*Objective*
Copy the items below, putting "remove-note-link" in place of every "delete-note-link" and leaving all other text unchanged.

*Given data*
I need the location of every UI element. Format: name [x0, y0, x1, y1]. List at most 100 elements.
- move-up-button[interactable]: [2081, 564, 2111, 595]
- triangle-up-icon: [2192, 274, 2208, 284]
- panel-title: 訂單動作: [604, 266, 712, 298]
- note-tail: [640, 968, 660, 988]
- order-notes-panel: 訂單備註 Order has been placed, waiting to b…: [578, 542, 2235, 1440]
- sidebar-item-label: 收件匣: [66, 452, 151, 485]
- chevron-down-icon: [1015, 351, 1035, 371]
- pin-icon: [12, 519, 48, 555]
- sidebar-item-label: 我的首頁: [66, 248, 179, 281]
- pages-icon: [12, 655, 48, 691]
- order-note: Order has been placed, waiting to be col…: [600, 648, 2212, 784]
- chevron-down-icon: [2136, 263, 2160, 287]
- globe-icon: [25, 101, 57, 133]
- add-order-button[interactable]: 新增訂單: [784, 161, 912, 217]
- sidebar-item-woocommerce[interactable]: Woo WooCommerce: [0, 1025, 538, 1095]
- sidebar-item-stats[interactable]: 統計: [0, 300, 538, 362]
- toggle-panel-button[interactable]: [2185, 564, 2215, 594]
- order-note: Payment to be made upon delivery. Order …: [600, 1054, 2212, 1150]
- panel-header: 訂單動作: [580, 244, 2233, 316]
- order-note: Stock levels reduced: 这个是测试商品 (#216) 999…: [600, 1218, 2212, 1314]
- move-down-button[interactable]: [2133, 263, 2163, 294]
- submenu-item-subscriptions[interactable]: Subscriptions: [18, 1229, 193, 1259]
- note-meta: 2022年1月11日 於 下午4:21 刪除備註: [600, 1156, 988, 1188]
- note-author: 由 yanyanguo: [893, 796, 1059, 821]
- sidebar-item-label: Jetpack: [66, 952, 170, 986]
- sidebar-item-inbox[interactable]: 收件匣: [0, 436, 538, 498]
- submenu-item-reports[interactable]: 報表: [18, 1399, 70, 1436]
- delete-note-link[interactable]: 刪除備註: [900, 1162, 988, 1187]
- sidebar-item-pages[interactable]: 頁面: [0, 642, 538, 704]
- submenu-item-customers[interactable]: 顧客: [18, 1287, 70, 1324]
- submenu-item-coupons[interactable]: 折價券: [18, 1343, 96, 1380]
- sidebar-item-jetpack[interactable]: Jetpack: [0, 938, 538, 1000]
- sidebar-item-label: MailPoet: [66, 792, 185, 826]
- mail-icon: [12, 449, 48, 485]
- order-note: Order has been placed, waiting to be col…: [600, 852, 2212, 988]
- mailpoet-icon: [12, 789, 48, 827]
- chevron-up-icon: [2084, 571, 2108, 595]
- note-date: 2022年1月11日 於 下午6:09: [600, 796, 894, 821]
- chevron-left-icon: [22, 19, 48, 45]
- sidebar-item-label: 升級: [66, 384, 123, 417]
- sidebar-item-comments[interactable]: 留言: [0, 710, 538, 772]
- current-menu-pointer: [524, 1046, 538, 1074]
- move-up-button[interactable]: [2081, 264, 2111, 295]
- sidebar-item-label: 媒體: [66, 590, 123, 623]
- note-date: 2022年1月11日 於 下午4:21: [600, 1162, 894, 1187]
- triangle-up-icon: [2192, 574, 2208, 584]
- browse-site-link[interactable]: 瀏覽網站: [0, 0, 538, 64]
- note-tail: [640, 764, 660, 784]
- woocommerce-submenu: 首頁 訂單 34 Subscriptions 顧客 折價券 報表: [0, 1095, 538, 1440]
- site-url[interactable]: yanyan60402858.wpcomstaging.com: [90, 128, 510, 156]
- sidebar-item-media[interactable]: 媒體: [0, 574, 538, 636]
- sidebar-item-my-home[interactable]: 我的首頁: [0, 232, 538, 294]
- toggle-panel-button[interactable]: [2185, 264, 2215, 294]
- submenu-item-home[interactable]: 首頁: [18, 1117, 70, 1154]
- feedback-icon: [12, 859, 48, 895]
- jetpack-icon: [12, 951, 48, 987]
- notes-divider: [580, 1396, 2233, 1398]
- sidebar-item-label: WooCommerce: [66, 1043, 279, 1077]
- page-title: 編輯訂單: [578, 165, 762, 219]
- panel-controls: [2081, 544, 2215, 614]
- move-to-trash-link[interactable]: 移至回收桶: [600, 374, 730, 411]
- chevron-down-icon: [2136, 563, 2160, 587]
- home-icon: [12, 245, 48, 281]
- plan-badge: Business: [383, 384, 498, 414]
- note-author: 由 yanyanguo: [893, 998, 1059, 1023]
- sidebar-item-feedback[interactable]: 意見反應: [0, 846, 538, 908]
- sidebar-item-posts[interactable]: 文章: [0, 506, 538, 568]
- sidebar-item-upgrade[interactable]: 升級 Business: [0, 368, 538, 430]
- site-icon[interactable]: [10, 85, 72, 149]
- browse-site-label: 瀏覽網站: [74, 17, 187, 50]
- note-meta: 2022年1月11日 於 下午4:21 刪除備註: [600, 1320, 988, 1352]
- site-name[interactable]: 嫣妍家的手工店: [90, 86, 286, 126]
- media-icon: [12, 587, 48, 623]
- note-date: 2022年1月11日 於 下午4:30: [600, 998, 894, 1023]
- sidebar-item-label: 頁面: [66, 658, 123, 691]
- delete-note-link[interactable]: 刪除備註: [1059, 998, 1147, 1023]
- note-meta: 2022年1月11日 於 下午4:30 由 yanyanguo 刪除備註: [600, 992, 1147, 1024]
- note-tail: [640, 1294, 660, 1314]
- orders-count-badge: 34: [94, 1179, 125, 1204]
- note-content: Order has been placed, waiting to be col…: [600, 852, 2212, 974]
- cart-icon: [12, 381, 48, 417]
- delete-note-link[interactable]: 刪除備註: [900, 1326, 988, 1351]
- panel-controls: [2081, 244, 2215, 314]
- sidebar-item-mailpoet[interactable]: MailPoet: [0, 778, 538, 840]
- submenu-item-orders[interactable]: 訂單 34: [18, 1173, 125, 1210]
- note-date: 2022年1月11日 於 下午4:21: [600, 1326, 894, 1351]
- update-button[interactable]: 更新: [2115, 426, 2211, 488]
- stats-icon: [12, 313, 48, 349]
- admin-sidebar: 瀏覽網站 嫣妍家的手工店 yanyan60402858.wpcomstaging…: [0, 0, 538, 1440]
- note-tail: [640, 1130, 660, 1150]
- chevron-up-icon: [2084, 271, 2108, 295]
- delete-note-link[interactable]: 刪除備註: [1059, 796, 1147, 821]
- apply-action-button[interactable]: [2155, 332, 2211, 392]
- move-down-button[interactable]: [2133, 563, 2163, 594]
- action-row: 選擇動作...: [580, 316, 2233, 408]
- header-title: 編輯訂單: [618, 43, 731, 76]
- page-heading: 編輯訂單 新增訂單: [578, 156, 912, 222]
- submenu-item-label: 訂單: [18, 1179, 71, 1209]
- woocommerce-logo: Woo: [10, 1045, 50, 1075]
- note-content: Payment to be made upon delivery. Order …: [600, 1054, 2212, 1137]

*Written answer*
I need the location of every UI element. Format: name [x0, y0, x1, y1]. List at most 100 elements.
- move-up-button[interactable]: [2081, 564, 2111, 595]
- triangle-up-icon: [2192, 274, 2208, 284]
- panel-title: 訂單動作: [604, 266, 712, 298]
- note-tail: [640, 968, 660, 988]
- order-notes-panel: 訂單備註 Order has been placed, waiting to b…: [578, 542, 2235, 1440]
- sidebar-item-label: 收件匣: [66, 452, 151, 485]
- chevron-down-icon: [1015, 351, 1035, 371]
- pin-icon: [12, 519, 48, 555]
- sidebar-item-label: 我的首頁: [66, 248, 179, 281]
- pages-icon: [12, 655, 48, 691]
- order-note: Order has been placed, waiting to be col…: [600, 648, 2212, 784]
- chevron-down-icon: [2136, 263, 2160, 287]
- globe-icon: [25, 101, 57, 133]
- add-order-button[interactable]: 新增訂單: [784, 161, 912, 217]
- sidebar-item-woocommerce[interactable]: Woo WooCommerce: [0, 1025, 538, 1095]
- sidebar-item-stats[interactable]: 統計: [0, 300, 538, 362]
- toggle-panel-button[interactable]: [2185, 564, 2215, 594]
- order-note: Payment to be made upon delivery. Order …: [600, 1054, 2212, 1150]
- panel-header: 訂單動作: [580, 244, 2233, 316]
- order-note: Stock levels reduced: 这个是测试商品 (#216) 999…: [600, 1218, 2212, 1314]
- move-down-button[interactable]: [2133, 263, 2163, 294]
- submenu-item-subscriptions[interactable]: Subscriptions: [18, 1229, 193, 1259]
- note-meta: 2022年1月11日 於 下午4:21 刪除備註: [600, 1156, 988, 1188]
- note-author: 由 yanyanguo: [893, 796, 1059, 821]
- sidebar-item-label: Jetpack: [66, 952, 170, 986]
- sidebar-item-inbox[interactable]: 收件匣: [0, 436, 538, 498]
- submenu-item-reports[interactable]: 報表: [18, 1399, 70, 1436]
- remove-note-link[interactable]: 刪除備註: [900, 1162, 988, 1187]
- sidebar-item-pages[interactable]: 頁面: [0, 642, 538, 704]
- submenu-item-customers[interactable]: 顧客: [18, 1287, 70, 1324]
- submenu-item-coupons[interactable]: 折價券: [18, 1343, 96, 1380]
- sidebar-item-jetpack[interactable]: Jetpack: [0, 938, 538, 1000]
- sidebar-item-label: MailPoet: [66, 792, 185, 826]
- mail-icon: [12, 449, 48, 485]
- order-note: Order has been placed, waiting to be col…: [600, 852, 2212, 988]
- mailpoet-icon: [12, 789, 48, 827]
- chevron-up-icon: [2084, 571, 2108, 595]
- note-date: 2022年1月11日 於 下午6:09: [600, 796, 894, 821]
- chevron-left-icon: [22, 19, 48, 45]
- sidebar-item-label: 升級: [66, 384, 123, 417]
- sidebar-item-comments[interactable]: 留言: [0, 710, 538, 772]
- current-menu-pointer: [524, 1046, 538, 1074]
- move-up-button[interactable]: [2081, 264, 2111, 295]
- sidebar-item-label: 媒體: [66, 590, 123, 623]
- note-date: 2022年1月11日 於 下午4:21: [600, 1162, 894, 1187]
- triangle-up-icon: [2192, 574, 2208, 584]
- browse-site-link[interactable]: 瀏覽網站: [0, 0, 538, 64]
- note-tail: [640, 764, 660, 784]
- woocommerce-submenu: 首頁 訂單 34 Subscriptions 顧客 折價券 報表: [0, 1095, 538, 1440]
- site-url[interactable]: yanyan60402858.wpcomstaging.com: [90, 128, 510, 156]
- sidebar-item-media[interactable]: 媒體: [0, 574, 538, 636]
- sidebar-item-my-home[interactable]: 我的首頁: [0, 232, 538, 294]
- toggle-panel-button[interactable]: [2185, 264, 2215, 294]
- submenu-item-home[interactable]: 首頁: [18, 1117, 70, 1154]
- feedback-icon: [12, 859, 48, 895]
- jetpack-icon: [12, 951, 48, 987]
- notes-divider: [580, 1396, 2233, 1398]
- sidebar-item-label: WooCommerce: [66, 1043, 279, 1077]
- page-title: 編輯訂單: [578, 165, 762, 219]
- panel-controls: [2081, 544, 2215, 614]
- move-to-trash-link[interactable]: 移至回收桶: [600, 374, 730, 411]
- chevron-down-icon: [2136, 563, 2160, 587]
- home-icon: [12, 245, 48, 281]
- plan-badge: Business: [383, 384, 498, 414]
- note-author: 由 yanyanguo: [893, 998, 1059, 1023]
- sidebar-item-feedback[interactable]: 意見反應: [0, 846, 538, 908]
- sidebar-item-posts[interactable]: 文章: [0, 506, 538, 568]
- sidebar-item-upgrade[interactable]: 升級 Business: [0, 368, 538, 430]
- site-icon[interactable]: [10, 85, 72, 149]
- browse-site-label: 瀏覽網站: [74, 17, 187, 50]
- note-meta: 2022年1月11日 於 下午4:21 刪除備註: [600, 1320, 988, 1352]
- site-name[interactable]: 嫣妍家的手工店: [90, 86, 286, 126]
- media-icon: [12, 587, 48, 623]
- note-date: 2022年1月11日 於 下午4:30: [600, 998, 894, 1023]
- sidebar-item-label: 頁面: [66, 658, 123, 691]
- remove-note-link[interactable]: 刪除備註: [1059, 998, 1147, 1023]
- note-meta: 2022年1月11日 於 下午4:30 由 yanyanguo 刪除備註: [600, 992, 1147, 1024]
- note-tail: [640, 1294, 660, 1314]
- orders-count-badge: 34: [94, 1179, 125, 1204]
- note-content: Order has been placed, waiting to be col…: [600, 852, 2212, 974]
- cart-icon: [12, 381, 48, 417]
- remove-note-link[interactable]: 刪除備註: [900, 1326, 988, 1351]
- panel-controls: [2081, 244, 2215, 314]
- sidebar-item-mailpoet[interactable]: MailPoet: [0, 778, 538, 840]
- submenu-item-orders[interactable]: 訂單 34: [18, 1173, 125, 1210]
- note-date: 2022年1月11日 於 下午4:21: [600, 1326, 894, 1351]
- update-button[interactable]: 更新: [2115, 426, 2211, 488]
- stats-icon: [12, 313, 48, 349]
- admin-sidebar: 瀏覽網站 嫣妍家的手工店 yanyan60402858.wpcomstaging…: [0, 0, 538, 1440]
- note-tail: [640, 1130, 660, 1150]
- chevron-up-icon: [2084, 271, 2108, 295]
- remove-note-link[interactable]: 刪除備註: [1059, 796, 1147, 821]
- apply-action-button[interactable]: [2155, 332, 2211, 392]
- move-down-button[interactable]: [2133, 563, 2163, 594]
- action-row: 選擇動作...: [580, 316, 2233, 408]
- header-title: 編輯訂單: [618, 43, 731, 76]
- page-heading: 編輯訂單 新增訂單: [578, 156, 912, 222]
- submenu-item-label: 訂單: [18, 1179, 71, 1209]
- woocommerce-logo: Woo: [10, 1045, 50, 1075]
- note-content: Payment to be made upon delivery. Order …: [600, 1054, 2212, 1137]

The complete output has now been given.